Word for word, restate every line of the material.

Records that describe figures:
>> Start

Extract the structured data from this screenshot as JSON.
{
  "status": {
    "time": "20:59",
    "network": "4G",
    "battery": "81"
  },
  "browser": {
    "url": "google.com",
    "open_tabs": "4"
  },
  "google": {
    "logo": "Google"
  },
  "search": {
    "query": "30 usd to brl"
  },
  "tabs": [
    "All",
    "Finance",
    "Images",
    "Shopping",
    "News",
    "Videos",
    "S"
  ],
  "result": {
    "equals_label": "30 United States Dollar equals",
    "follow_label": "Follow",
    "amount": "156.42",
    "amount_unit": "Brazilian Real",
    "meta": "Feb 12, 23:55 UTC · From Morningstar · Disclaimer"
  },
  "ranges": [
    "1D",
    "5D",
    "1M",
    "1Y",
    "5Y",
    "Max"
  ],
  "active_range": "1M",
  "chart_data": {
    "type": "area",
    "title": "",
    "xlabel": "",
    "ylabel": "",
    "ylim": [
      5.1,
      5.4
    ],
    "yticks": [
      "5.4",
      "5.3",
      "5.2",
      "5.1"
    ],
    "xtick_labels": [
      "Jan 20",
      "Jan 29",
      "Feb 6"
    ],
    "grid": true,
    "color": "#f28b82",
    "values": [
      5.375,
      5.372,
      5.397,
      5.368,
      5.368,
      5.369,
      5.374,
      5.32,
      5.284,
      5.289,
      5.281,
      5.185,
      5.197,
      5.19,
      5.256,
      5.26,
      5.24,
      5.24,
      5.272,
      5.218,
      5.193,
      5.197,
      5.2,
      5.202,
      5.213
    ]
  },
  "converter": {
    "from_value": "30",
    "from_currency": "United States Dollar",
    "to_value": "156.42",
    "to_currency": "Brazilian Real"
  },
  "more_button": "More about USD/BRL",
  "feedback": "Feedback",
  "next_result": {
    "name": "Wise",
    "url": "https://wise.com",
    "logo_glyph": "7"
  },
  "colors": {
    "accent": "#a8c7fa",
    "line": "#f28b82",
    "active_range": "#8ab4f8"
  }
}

>> End

» Result for this exercise
Extract the structured data from this screenshot as JSON.
{
  "status": {
    "time": "20:59",
    "network": "4G",
    "battery": "81"
  },
  "browser": {
    "url": "google.com",
    "open_tabs": "4"
  },
  "google": {
    "logo": "Google"
  },
  "search": {
    "query": "30 usd to brl"
  },
  "tabs": [
    "All",
    "Finance",
    "Images",
    "Shopping",
    "News",
    "Videos",
    "S"
  ],
  "result": {
    "equals_label": "30 United States Dollar equals",
    "follow_label": "Follow",
    "amount": "156.42",
    "amount_unit": "Brazilian Real",
    "meta": "Feb 12, 23:55 UTC · From Morningstar · Disclaimer"
  },
  "ranges": [
    "1D",
    "5D",
    "1M",
    "1Y",
    "5Y",
    "Max"
  ],
  "active_range": "1M",
  "chart_data": {
    "type": "area",
    "title": "",
    "xlabel": "",
    "ylabel": "",
    "ylim": [
      5.1,
      5.4
    ],
    "yticks": [
      "5.4",
      "5.3",
      "5.2",
      "5.1"
    ],
    "xtick_labels": [
      "Jan 20",
      "Jan 29",
      "Feb 6"
    ],
    "grid": true,
    "color": "#f28b82",
    "values": [
      5.375,
      5.372,
      5.397,
      5.368,
      5.368,
      5.369,
      5.374,
      5.32,
      5.284,
      5.289,
      5.281,
      5.185,
      5.197,
      5.19,
      5.256,
      5.26,
      5.24,
      5.24,
      5.272,
      5.218,
      5.193,
      5.197,
      5.2,
      5.202,
      5.213
    ]
  },
  "converter": {
    "from_value": "30",
    "from_currency": "United States Dollar",
    "to_value": "156.42",
    "to_currency": "Brazilian Real"
  },
  "more_button": "More about USD/BRL",
  "feedback": "Feedback",
  "next_result": {
    "name": "Wise",
    "url": "https://wise.com",
    "logo_glyph": "7"
  },
  "colors": {
    "accent": "#a8c7fa",
    "line": "#f28b82",
    "active_range": "#8ab4f8"
  }
}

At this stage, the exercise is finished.